#### [TASK MATERIAL]
——

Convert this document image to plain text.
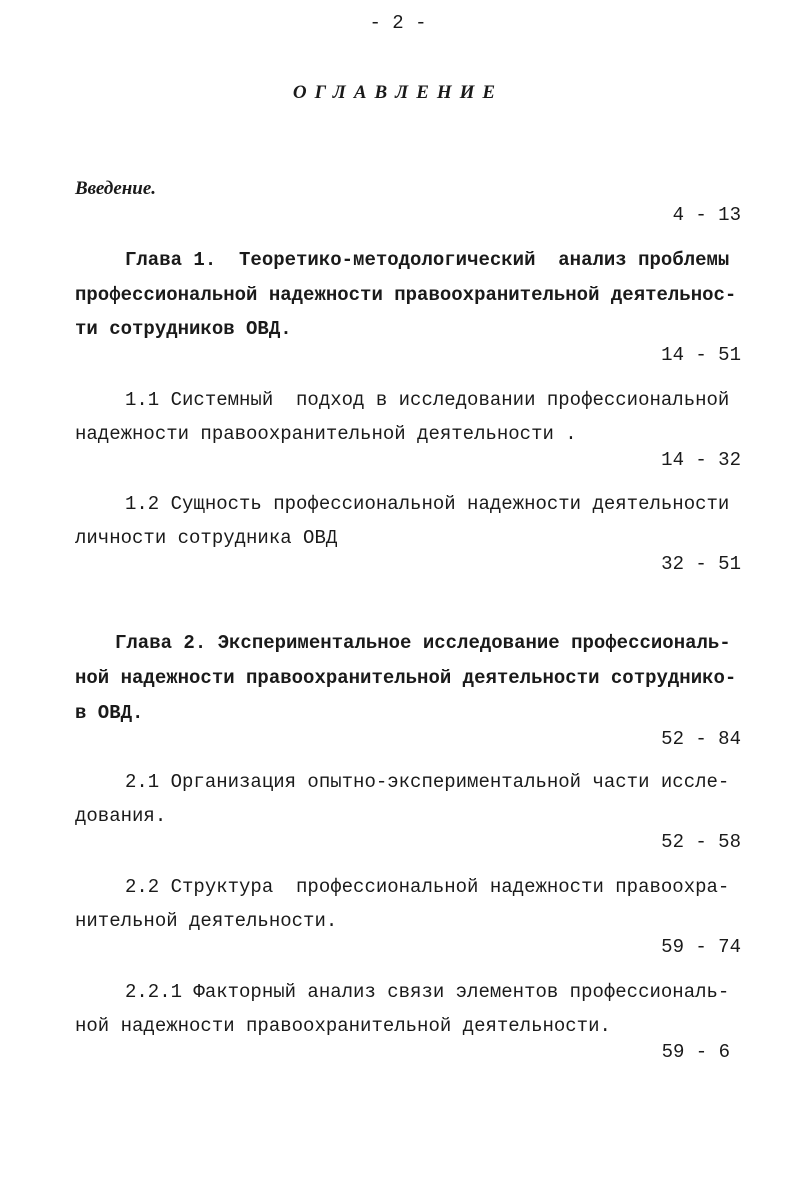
- 2 -
ОГЛАВЛЕНИЕ

Введение.

4 - 13

Глава 1.  Теоретико-методологический  анализ проблемы

профессиональной надежности правоохранительной деятельнос-

ти сотрудников ОВД.

14 - 51

1.1 Системный  подход в исследовании профессиональной

надежности правоохранительной деятельности .

14 - 32

1.2 Сущность профессиональной надежности деятельности

личности сотрудника ОВД

32 - 51

Глава 2. Экспериментальное исследование профессиональ-

ной надежности правоохранительной деятельности сотруднико-

в ОВД.

52 - 84

2.1 Организация опытно-экспериментальной части иссле-

дования.

52 - 58

2.2 Структура  профессиональной надежности правоохра-

нительной деятельности.

59 - 74

2.2.1 Факторный анализ связи элементов профессиональ-

ной надежности правоохранительной деятельности.

59 - 6
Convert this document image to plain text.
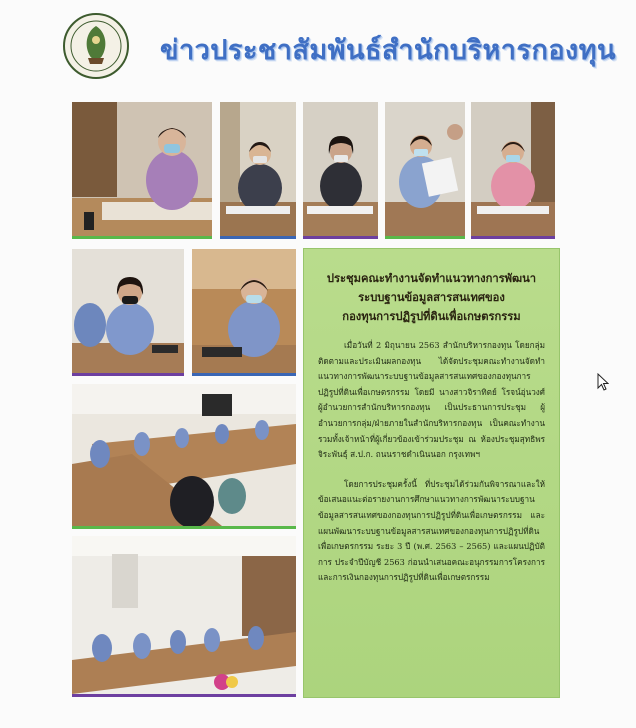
ข่าวประชาสัมพันธ์สำนักบริหารกองทุน
ประชุมคณะทำงานจัดทำแนวทางการพัฒนา
ระบบฐานข้อมูลสารสนเทศของ
กองทุนการปฏิรูปที่ดินเพื่อเกษตรกรรม

เมื่อวันที่ 2 มิถุนายน 2563 สำนักบริหารกองทุน โดยกลุ่มติดตามและประเมินผลกองทุน ได้จัดประชุมคณะทำงานจัดทำแนวทางการพัฒนาระบบฐานข้อมูลสารสนเทศของกองทุนการปฏิรูปที่ดินเพื่อเกษตรกรรม โดยมี นางสาวจิราทิตย์ โรจน์อุ่นวงศ์ ผู้อำนวยการสำนักบริหารกองทุน เป็นประธานการประชุม ผู้อำนวยการกลุ่ม/ฝ่ายภายในสำนักบริหารกองทุน เป็นคณะทำงาน รวมทั้งเจ้าหน้าที่ผู้เกี่ยวข้องเข้าร่วมประชุม ณ ห้องประชุมสุทธิพร จิระพันธุ์ ส.ป.ก. ถนนราชดำเนินนอก กรุงเทพฯ

โดยการประชุมครั้งนี้ ที่ประชุมได้ร่วมกันพิจารณาและให้ข้อเสนอแนะต่อรายงานการศึกษาแนวทางการพัฒนาระบบฐานข้อมูลสารสนเทศของกองทุนการปฏิรูปที่ดินเพื่อเกษตรกรรม และแผนพัฒนาระบบฐานข้อมูลสารสนเทศของกองทุนการปฏิรูปที่ดินเพื่อเกษตรกรรม ระยะ 3 ปี (พ.ศ. 2563 – 2565) และแผนปฏิบัติการ ประจำปีบัญชี 2563 ก่อนนำเสนอคณะอนุกรรมการโครงการและการเงินกองทุนการปฏิรูปที่ดินเพื่อเกษตรกรรม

——

#### [DIRECTIVE]
For this exercise, gather every line of the data that contains the word "анализ".

#### [FINISHED ANSWER]
Глава 1.  Теоретико-методологический  анализ проблемы
2.2.1 Факторный анализ связи элементов профессиональ-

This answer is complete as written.